**DESCRIPTION OF THE TASK**
Please turn the items below into a numbered list. Start with the line that contains "column-header-account[interactable]: Cutomers account", go on through the line that contains "table-header: Cutomers account", and leave out blank lines.

• • • •

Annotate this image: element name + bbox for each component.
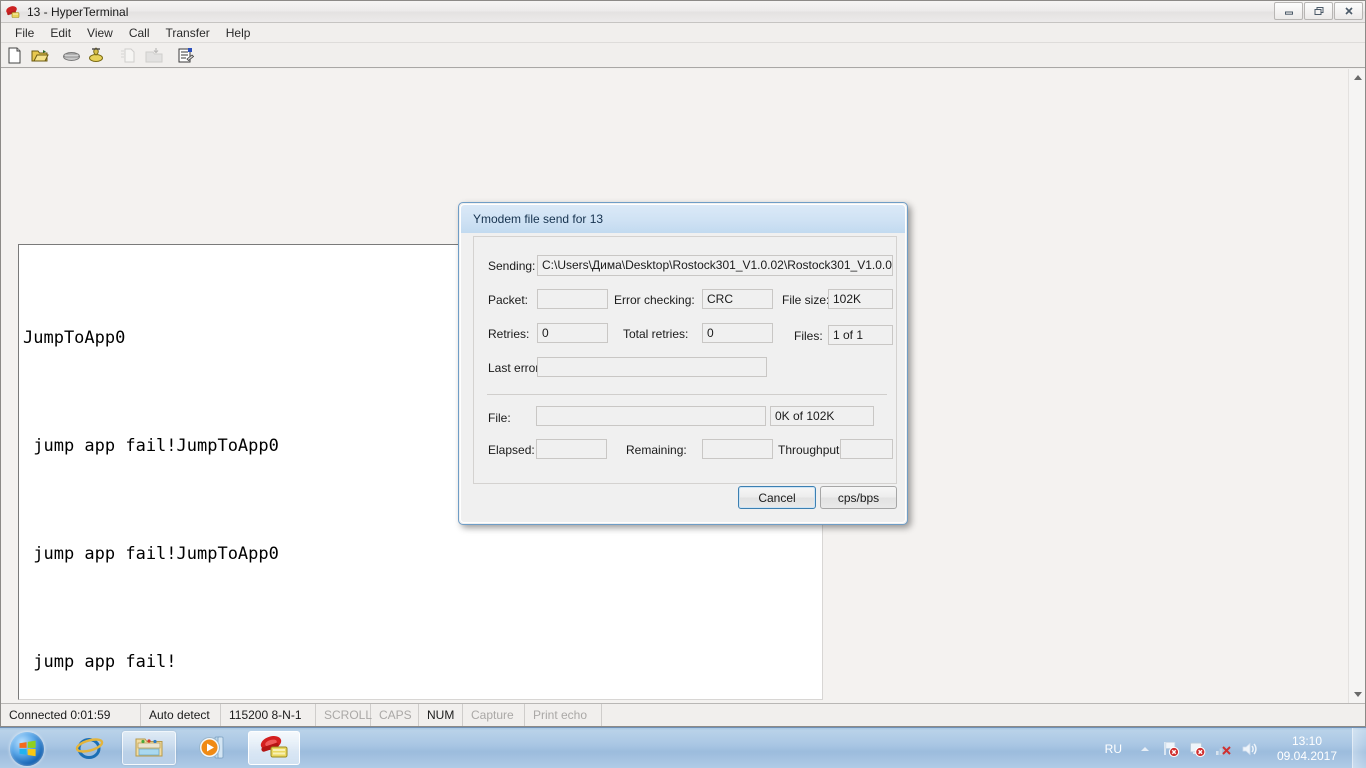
cancel-button-label: Cancel	[758, 490, 796, 505]
menu-transfer[interactable]: Transfer	[158, 24, 218, 42]
hyperterminal-phone-icon	[5, 4, 21, 20]
network-offline-icon[interactable]	[1213, 739, 1233, 759]
terminal-line: jump app fail!JumpToApp0	[23, 544, 279, 564]
volume-icon[interactable]	[1239, 739, 1259, 759]
field-last-error	[537, 357, 767, 377]
internet-explorer-icon	[75, 738, 104, 759]
system-tray: RU 13:10 09.04.2017	[1105, 728, 1366, 768]
field-throughput	[840, 439, 893, 459]
status-capture: Capture	[463, 704, 525, 726]
field-sending: C:\Users\Дима\Desktop\Rostock301_V1.0.02…	[537, 255, 893, 276]
open-file-icon[interactable]	[28, 45, 51, 67]
disconnect-icon[interactable]	[85, 45, 108, 67]
file-progress-text: 0K of 102K	[770, 406, 874, 426]
clock-time: 13:10	[1291, 733, 1323, 748]
close-button[interactable]	[1334, 2, 1363, 20]
status-num: NUM	[419, 704, 463, 726]
window-controls	[1273, 2, 1363, 20]
dialog-titlebar[interactable]: Ymodem file send for 13	[461, 205, 905, 233]
cps-bps-button[interactable]: cps/bps	[820, 486, 897, 509]
window-title: 13 - HyperTerminal	[27, 4, 129, 19]
media-player-icon	[199, 736, 224, 759]
menu-call[interactable]: Call	[121, 24, 158, 42]
call-icon[interactable]	[60, 45, 83, 67]
field-total-retries: 0	[702, 323, 773, 343]
label-files: Files:	[794, 329, 823, 343]
scroll-up-icon[interactable]	[1349, 69, 1366, 86]
status-autodetect: Auto detect	[141, 704, 221, 726]
field-packet	[537, 289, 608, 309]
field-files: 1 of 1	[828, 325, 893, 345]
label-total-retries: Total retries:	[623, 327, 689, 341]
label-file: File:	[488, 411, 511, 425]
label-throughput: Throughput:	[778, 443, 843, 457]
taskbar: RU 13:10 09.04.2017	[0, 727, 1366, 768]
window-titlebar[interactable]: 13 - HyperTerminal	[1, 1, 1365, 23]
flag-error-icon[interactable]	[1161, 739, 1181, 759]
restore-button[interactable]	[1304, 2, 1333, 20]
hyperterminal-icon	[260, 736, 288, 758]
taskbar-item-media-player[interactable]	[186, 731, 240, 765]
field-retries: 0	[537, 323, 608, 343]
label-packet: Packet:	[488, 293, 529, 307]
taskbar-item-hyperterminal[interactable]	[248, 731, 300, 765]
label-sending: Sending:	[488, 259, 536, 273]
menu-view[interactable]: View	[79, 24, 121, 42]
statusbar: Connected 0:01:59 Auto detect 115200 8-N…	[1, 703, 1365, 726]
field-elapsed	[536, 439, 607, 459]
menubar: File Edit View Call Transfer Help	[1, 23, 1365, 43]
start-button[interactable]	[2, 729, 52, 768]
new-connection-icon[interactable]	[3, 45, 26, 67]
status-filler	[602, 704, 1365, 726]
label-error-checking: Error checking:	[614, 293, 695, 307]
cancel-button[interactable]: Cancel	[738, 486, 816, 509]
label-file-size: File size:	[782, 293, 830, 307]
label-retries: Retries:	[488, 327, 530, 341]
terminal-line: jump app fail!	[23, 652, 177, 672]
tray-language[interactable]: RU	[1105, 742, 1122, 756]
menu-edit[interactable]: Edit	[42, 24, 79, 42]
field-error-checking: CRC	[702, 289, 773, 309]
windows-explorer-icon	[135, 738, 163, 757]
show-desktop-button[interactable]	[1352, 728, 1366, 768]
field-remaining	[702, 439, 773, 459]
properties-icon[interactable]	[174, 45, 197, 67]
cps-bps-button-label: cps/bps	[837, 490, 880, 505]
receive-file-icon	[142, 45, 165, 67]
send-file-icon	[117, 45, 140, 67]
taskbar-item-windows-explorer[interactable]	[122, 731, 176, 765]
status-caps: CAPS	[371, 704, 419, 726]
clock[interactable]: 13:10 09.04.2017	[1268, 734, 1346, 764]
label-last-error: Last error:	[488, 361, 543, 375]
field-file-size: 102K	[828, 289, 893, 309]
dialog-inner: Ymodem file send for 13 Sending: C:\User…	[460, 204, 906, 523]
status-port-settings: 115200 8-N-1	[221, 704, 316, 726]
toolbar	[1, 44, 1365, 68]
status-scroll: SCROLL	[316, 704, 372, 726]
clock-date: 09.04.2017	[1276, 748, 1338, 763]
chevron-up-icon[interactable]	[1135, 739, 1155, 759]
action-center-error-icon[interactable]	[1187, 739, 1207, 759]
taskbar-item-internet-explorer[interactable]	[62, 731, 116, 765]
scroll-down-icon[interactable]	[1349, 686, 1366, 703]
screen: 13 - HyperTerminal File Edit View Call T…	[0, 0, 1366, 768]
menu-help[interactable]: Help	[218, 24, 259, 42]
status-print-echo: Print echo	[525, 704, 602, 726]
menu-file[interactable]: File	[7, 24, 42, 42]
label-elapsed: Elapsed:	[488, 443, 535, 457]
label-remaining: Remaining:	[626, 443, 687, 457]
transfer-groupbox: Sending: C:\Users\Дима\Desktop\Rostock30…	[473, 236, 897, 484]
minimize-button[interactable]	[1274, 2, 1303, 20]
file-progress-bar	[536, 406, 766, 426]
start-orb-icon	[10, 731, 44, 766]
vertical-scrollbar[interactable]	[1348, 69, 1365, 703]
status-connected: Connected 0:01:59	[1, 704, 141, 726]
dialog-title: Ymodem file send for 13	[473, 212, 604, 226]
ymodem-send-dialog: Ymodem file send for 13 Sending: C:\User…	[458, 202, 908, 525]
dialog-divider	[487, 394, 887, 395]
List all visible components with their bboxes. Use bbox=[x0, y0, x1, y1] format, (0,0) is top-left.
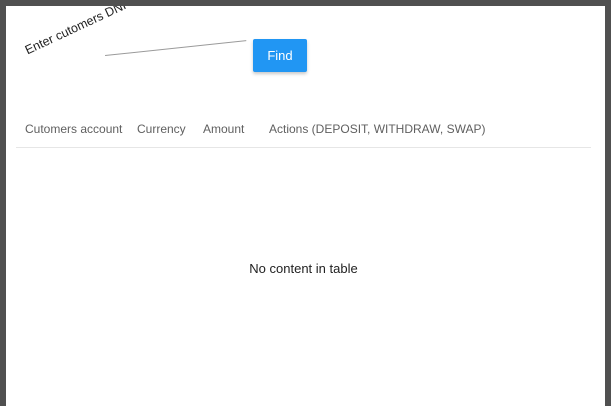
column-header-account[interactable]: Cutomers account bbox=[25, 122, 122, 136]
column-header-amount[interactable]: Amount bbox=[203, 122, 244, 136]
empty-table-message: No content in table bbox=[249, 261, 358, 276]
find-button[interactable]: Find bbox=[253, 39, 307, 72]
dni-search-input[interactable] bbox=[21, 6, 139, 60]
dni-field-container bbox=[21, 6, 139, 60]
table-header: Cutomers account Currency Amount Actions… bbox=[16, 111, 591, 148]
column-header-currency[interactable]: Currency bbox=[137, 122, 186, 136]
column-header-actions[interactable]: Actions (DEPOSIT, WITHDRAW, SWAP) bbox=[269, 122, 485, 136]
main-panel: Find Cutomers account Currency Amount Ac… bbox=[6, 6, 605, 406]
dni-input-underline bbox=[105, 40, 247, 56]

• • • •

**EXPECTED OUTPUT**
1. column-header-account[interactable]: Cutomers account bbox=[25, 122, 122, 136]
2. column-header-amount[interactable]: Amount bbox=[203, 122, 244, 136]
3. empty-table-message: No content in table bbox=[249, 261, 358, 276]
4. find-button[interactable]: Find bbox=[253, 39, 307, 72]
5. dni-search-input[interactable] bbox=[21, 6, 139, 60]
6. dni-field-container bbox=[21, 6, 139, 60]
7. table-header: Cutomers account Currency Amount Actions… bbox=[16, 111, 591, 148]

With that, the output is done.